* START *

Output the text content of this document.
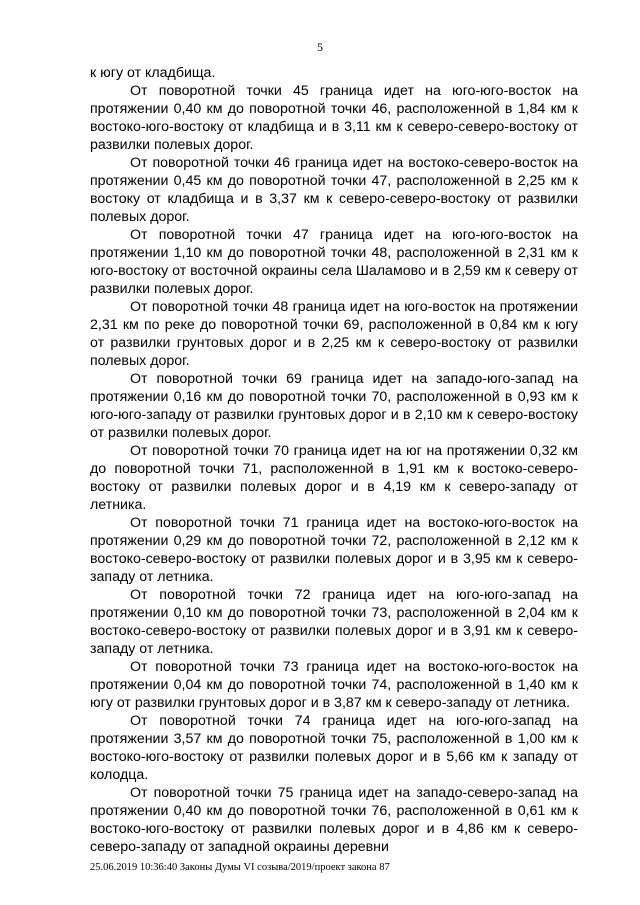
5

к югу от кладбища.

От поворотной точки 45 граница идет на юго-юго-восток на протяжении 0,40 км до поворотной точки 46, расположенной в 1,84 км к востоко-юго-востоку от кладбища и в 3,11 км к северо-северо-востоку от развилки полевых дорог.

От поворотной точки 46 граница идет на востоко-северо-восток на протяжении 0,45 км до поворотной точки 47, расположенной в 2,25 км к востоку от кладбища и в 3,37 км к северо-северо-востоку от развилки полевых дорог.

От поворотной точки 47 граница идет на юго-юго-восток на протяжении 1,10 км до поворотной точки 48, расположенной в 2,31 км к юго-востоку от восточной окраины села Шаламово и в 2,59 км к северу от развилки полевых дорог.

От поворотной точки 48 граница идет на юго-восток на протяжении 2,31 км по реке до поворотной точки 69, расположенной в 0,84 км к югу от развилки грунтовых дорог и в 2,25 км к северо-востоку от развилки полевых дорог.

От поворотной точки 69 граница идет на западо-юго-запад на протяжении 0,16 км до поворотной точки 70, расположенной в 0,93 км к юго-юго-западу от развилки грунтовых дорог и в 2,10 км к северо-востоку от развилки полевых дорог.

От поворотной точки 70 граница идет на юг на протяжении 0,32 км до поворотной точки 71, расположенной в 1,91 км к востоко-северо-востоку от развилки полевых дорог и в 4,19 км к северо-западу от летника.

От поворотной точки 71 граница идет на востоко-юго-восток на протяжении 0,29 км до поворотной точки 72, расположенной в 2,12 км к востоко-северо-востоку от развилки полевых дорог и в 3,95 км к северо-западу от летника.

От поворотной точки 72 граница идет на юго-юго-запад на протяжении 0,10 км до поворотной точки 73, расположенной в 2,04 км к востоко-северо-востоку от развилки полевых дорог и в 3,91 км к северо-западу от летника.

От поворотной точки 73 граница идет на востоко-юго-восток на протяжении 0,04 км до поворотной точки 74, расположенной в 1,40 км к югу от развилки грунтовых дорог и в 3,87 км к северо-западу от летника.

От поворотной точки 74 граница идет на юго-юго-запад на протяжении 3,57 км до поворотной точки 75, расположенной в 1,00 км к востоко-юго-востоку от развилки полевых дорог и в 5,66 км к западу от колодца.

От поворотной точки 75 граница идет на западо-северо-запад на протяжении 0,40 км до поворотной точки 76, расположенной в 0,61 км к востоко-юго-востоку от развилки полевых дорог и в 4,86 км к северо-северо-западу от западной окраины деревни

25.06.2019 10:36:40 Законы Думы VI созыва/2019/проект закона 87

* END *

= TASK INSTRUCTIONS =
From the data above, copy each line that has the string "кладбища".

= RESPONSE TO THIS TASK =
к югу от кладбища.
От поворотной точки 45 граница идет на юго-юго-восток на протяжении 0,40 км до поворотной точки 46, расположенной в 1,84 км к востоко-юго-востоку от кладбища и в 3,11 км к северо-северо-востоку от развилки полевых дорог.
От поворотной точки 46 граница идет на востоко-северо-восток на протяжении 0,45 км до поворотной точки 47, расположенной в 2,25 км к востоку от кладбища и в 3,37 км к северо-северо-востоку от развилки полевых дорог.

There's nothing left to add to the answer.